# [Task to complete]
Where a line contains the string "лейт", copy that line.

# [Input material]
====
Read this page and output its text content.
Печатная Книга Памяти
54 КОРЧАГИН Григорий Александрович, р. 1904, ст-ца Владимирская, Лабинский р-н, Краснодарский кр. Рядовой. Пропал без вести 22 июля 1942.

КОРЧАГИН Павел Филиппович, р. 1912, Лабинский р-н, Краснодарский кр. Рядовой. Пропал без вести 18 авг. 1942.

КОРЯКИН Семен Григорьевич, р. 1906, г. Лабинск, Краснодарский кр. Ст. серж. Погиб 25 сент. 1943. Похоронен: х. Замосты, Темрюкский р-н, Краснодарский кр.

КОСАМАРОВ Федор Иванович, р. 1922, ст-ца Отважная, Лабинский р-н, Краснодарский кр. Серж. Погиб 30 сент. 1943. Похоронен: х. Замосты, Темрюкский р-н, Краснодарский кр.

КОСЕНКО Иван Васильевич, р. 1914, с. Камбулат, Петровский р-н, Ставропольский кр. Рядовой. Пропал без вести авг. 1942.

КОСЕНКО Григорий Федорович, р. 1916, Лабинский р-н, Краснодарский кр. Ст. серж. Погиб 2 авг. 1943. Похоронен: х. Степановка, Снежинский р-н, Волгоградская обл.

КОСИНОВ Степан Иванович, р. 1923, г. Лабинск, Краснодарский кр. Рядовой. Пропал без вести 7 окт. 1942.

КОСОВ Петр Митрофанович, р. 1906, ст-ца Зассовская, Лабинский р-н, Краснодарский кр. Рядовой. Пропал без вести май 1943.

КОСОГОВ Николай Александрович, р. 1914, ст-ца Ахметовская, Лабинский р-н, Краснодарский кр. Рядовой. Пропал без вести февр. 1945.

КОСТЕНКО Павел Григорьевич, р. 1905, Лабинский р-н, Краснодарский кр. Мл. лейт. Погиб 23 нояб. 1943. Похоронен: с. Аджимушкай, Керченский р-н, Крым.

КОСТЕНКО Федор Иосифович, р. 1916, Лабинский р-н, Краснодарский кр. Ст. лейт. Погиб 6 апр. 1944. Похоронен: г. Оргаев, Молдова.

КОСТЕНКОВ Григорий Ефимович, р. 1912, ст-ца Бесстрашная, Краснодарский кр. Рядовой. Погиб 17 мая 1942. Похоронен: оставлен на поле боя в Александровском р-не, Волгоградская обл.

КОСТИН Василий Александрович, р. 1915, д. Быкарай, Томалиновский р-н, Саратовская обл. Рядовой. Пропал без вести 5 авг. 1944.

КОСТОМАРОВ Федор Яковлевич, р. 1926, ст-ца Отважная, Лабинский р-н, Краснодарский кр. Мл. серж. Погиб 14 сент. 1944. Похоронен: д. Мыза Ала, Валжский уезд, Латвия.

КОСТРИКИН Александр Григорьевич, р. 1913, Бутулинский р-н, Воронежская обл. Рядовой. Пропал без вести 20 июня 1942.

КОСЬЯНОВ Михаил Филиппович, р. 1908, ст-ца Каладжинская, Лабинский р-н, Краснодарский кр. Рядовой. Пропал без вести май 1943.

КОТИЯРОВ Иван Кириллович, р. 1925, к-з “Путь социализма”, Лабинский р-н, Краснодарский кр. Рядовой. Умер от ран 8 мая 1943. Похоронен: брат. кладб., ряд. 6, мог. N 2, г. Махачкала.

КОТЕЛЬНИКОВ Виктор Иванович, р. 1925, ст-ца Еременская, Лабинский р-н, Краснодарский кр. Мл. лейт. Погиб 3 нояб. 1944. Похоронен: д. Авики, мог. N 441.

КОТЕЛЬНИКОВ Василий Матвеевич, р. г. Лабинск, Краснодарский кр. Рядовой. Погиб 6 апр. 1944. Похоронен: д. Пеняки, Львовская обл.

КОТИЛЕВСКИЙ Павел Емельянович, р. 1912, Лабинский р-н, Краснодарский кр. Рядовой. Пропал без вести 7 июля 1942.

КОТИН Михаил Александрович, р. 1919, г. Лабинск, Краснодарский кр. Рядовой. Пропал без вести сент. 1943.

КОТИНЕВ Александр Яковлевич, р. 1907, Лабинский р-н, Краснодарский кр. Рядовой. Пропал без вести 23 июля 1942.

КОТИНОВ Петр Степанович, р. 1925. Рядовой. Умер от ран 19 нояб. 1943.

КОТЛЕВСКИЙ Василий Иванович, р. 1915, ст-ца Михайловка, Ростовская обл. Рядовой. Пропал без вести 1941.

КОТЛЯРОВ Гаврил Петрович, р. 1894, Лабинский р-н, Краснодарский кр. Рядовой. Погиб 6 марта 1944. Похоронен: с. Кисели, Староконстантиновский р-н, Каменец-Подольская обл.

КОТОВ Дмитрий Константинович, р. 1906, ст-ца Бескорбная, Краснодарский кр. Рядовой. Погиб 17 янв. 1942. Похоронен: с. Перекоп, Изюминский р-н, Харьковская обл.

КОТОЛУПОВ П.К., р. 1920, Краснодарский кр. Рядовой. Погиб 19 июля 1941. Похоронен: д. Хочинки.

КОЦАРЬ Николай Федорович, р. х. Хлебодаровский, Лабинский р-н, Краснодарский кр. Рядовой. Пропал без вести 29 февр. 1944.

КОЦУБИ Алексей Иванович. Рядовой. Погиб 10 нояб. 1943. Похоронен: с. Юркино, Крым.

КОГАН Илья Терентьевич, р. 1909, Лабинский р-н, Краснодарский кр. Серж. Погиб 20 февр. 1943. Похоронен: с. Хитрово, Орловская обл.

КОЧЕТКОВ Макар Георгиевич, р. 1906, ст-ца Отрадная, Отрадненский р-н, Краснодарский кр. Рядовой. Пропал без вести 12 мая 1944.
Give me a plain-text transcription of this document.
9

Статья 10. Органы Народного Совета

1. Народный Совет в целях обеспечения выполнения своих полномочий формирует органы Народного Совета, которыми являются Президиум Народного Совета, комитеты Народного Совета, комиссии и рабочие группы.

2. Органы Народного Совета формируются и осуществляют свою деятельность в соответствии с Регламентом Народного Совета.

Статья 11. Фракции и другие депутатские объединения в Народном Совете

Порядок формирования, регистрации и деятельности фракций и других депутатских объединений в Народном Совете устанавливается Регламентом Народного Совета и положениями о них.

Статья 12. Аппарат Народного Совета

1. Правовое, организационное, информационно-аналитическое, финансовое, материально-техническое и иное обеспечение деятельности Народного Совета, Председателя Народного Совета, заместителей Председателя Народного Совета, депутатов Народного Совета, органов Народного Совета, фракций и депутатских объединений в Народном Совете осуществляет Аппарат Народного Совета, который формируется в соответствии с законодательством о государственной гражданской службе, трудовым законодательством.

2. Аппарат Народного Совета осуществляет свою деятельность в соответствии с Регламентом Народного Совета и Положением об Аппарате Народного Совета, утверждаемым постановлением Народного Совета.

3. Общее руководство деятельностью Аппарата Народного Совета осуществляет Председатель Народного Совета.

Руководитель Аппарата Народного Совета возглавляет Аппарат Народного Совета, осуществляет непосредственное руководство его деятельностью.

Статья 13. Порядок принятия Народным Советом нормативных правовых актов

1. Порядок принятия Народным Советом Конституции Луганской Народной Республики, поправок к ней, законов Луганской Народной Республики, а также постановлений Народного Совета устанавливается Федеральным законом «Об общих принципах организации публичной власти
====
# [Response below]
КОСТЕНКО Павел Григорьевич, р. 1905, Лабинский р-н, Краснодарский кр. Мл. лейт. Погиб 23 нояб. 1943. Похоронен: с. Аджимушкай, Керченский р-н, Крым.
КОСТЕНКО Федор Иосифович, р. 1916, Лабинский р-н, Краснодарский кр. Ст. лейт. Погиб 6 апр. 1944. Похоронен: г. Оргаев, Молдова.
КОТЕЛЬНИКОВ Виктор Иванович, р. 1925, ст-ца Еременская, Лабинский р-н, Краснодарский кр. Мл. лейт. Погиб 3 нояб. 1944. Похоронен: д. Авики, мог. N 441.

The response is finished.